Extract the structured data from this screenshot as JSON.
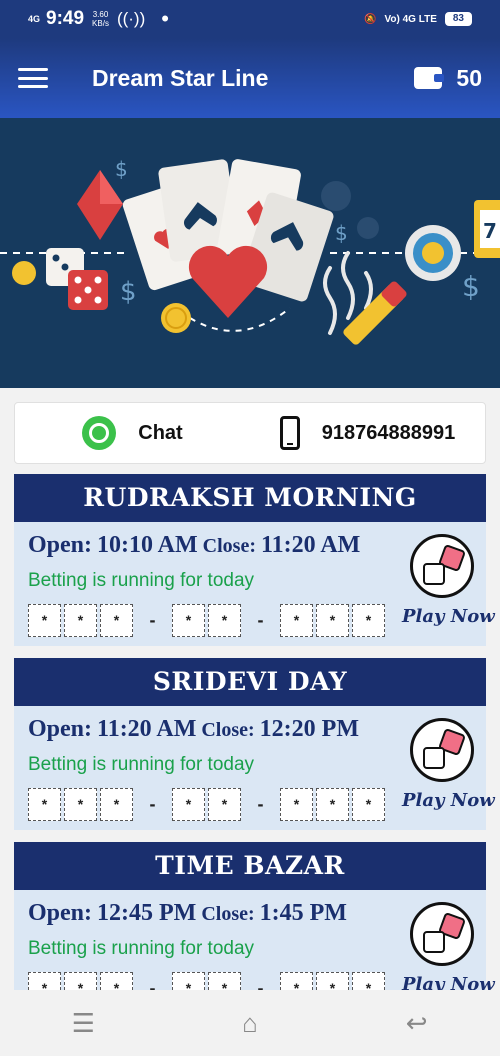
{
  "status_bar": {
    "network": "4G",
    "time": "9:49",
    "speed": "3.60",
    "speed_unit": "KB/s",
    "network_right": "Vo) 4G LTE",
    "battery": "83"
  },
  "app_bar": {
    "title": "Dream Star Line",
    "wallet_balance": "50",
    "menu_icon": "hamburger-icon",
    "wallet_icon": "wallet-icon"
  },
  "contact": {
    "chat_label": "Chat",
    "phone": "918764888991"
  },
  "games": [
    {
      "name": "RUDRAKSH MORNING",
      "open_label": "Open:",
      "open_time": "10:10 AM",
      "close_label": "Close:",
      "close_time": "11:20 AM",
      "status": "Betting is running for today",
      "result": [
        "*",
        "*",
        "*",
        "-",
        "*",
        "*",
        "-",
        "*",
        "*",
        "*"
      ],
      "play_label": "Play Now"
    },
    {
      "name": "SRIDEVI DAY",
      "open_label": "Open:",
      "open_time": "11:20 AM",
      "close_label": "Close:",
      "close_time": "12:20 PM",
      "status": "Betting is running for today",
      "result": [
        "*",
        "*",
        "*",
        "-",
        "*",
        "*",
        "-",
        "*",
        "*",
        "*"
      ],
      "play_label": "Play Now"
    },
    {
      "name": "TIME BAZAR",
      "open_label": "Open:",
      "open_time": "12:45 PM",
      "close_label": "Close:",
      "close_time": "1:45 PM",
      "status": "Betting is running for today",
      "result": [
        "*",
        "*",
        "*",
        "-",
        "*",
        "*",
        "-",
        "*",
        "*",
        "*"
      ],
      "play_label": "Play Now"
    }
  ],
  "colors": {
    "primary": "#1a2f6e",
    "appbar": "#2a55c2",
    "running_green": "#1aa14b",
    "card_bg": "#dbe7f4",
    "banner_bg": "#163a5e"
  }
}
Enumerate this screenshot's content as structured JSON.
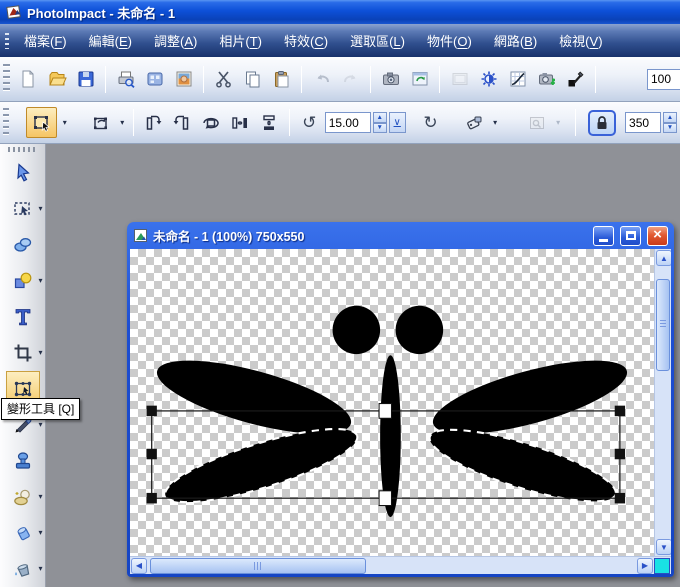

....................

▸ Exercise objective
Your copy should repeat each entry above exactly but contain no pictures.

▸ Solution to this task
Extract the structured data from this screenshot as JSON.
{
  "status_bar": {
    "network": "4G",
    "time": "9:49",
    "speed": "3.60",
    "speed_unit": "KB/s",
    "network_right": "Vo) 4G LTE",
    "battery": "83"
  },
  "app_bar": {
    "title": "Dream Star Line",
    "wallet_balance": "50",
    "menu_icon": "hamburger-icon",
    "wallet_icon": "wallet-icon"
  },
  "contact": {
    "chat_label": "Chat",
    "phone": "918764888991"
  },
  "games": [
    {
      "name": "RUDRAKSH MORNING",
      "open_label": "Open:",
      "open_time": "10:10 AM",
      "close_label": "Close:",
      "close_time": "11:20 AM",
      "status": "Betting is running for today",
      "result": [
        "*",
        "*",
        "*",
        "-",
        "*",
        "*",
        "-",
        "*",
        "*",
        "*"
      ],
      "play_label": "Play Now"
    },
    {
      "name": "SRIDEVI DAY",
      "open_label": "Open:",
      "open_time": "11:20 AM",
      "close_label": "Close:",
      "close_time": "12:20 PM",
      "status": "Betting is running for today",
      "result": [
        "*",
        "*",
        "*",
        "-",
        "*",
        "*",
        "-",
        "*",
        "*",
        "*"
      ],
      "play_label": "Play Now"
    },
    {
      "name": "TIME BAZAR",
      "open_label": "Open:",
      "open_time": "12:45 PM",
      "close_label": "Close:",
      "close_time": "1:45 PM",
      "status": "Betting is running for today",
      "result": [
        "*",
        "*",
        "*",
        "-",
        "*",
        "*",
        "-",
        "*",
        "*",
        "*"
      ],
      "play_label": "Play Now"
    }
  ],
  "colors": {
    "primary": "#1a2f6e",
    "appbar": "#2a55c2",
    "running_green": "#1aa14b",
    "card_bg": "#dbe7f4",
    "banner_bg": "#163a5e"
  }
}
Enumerate this screenshot's content as structured JSON.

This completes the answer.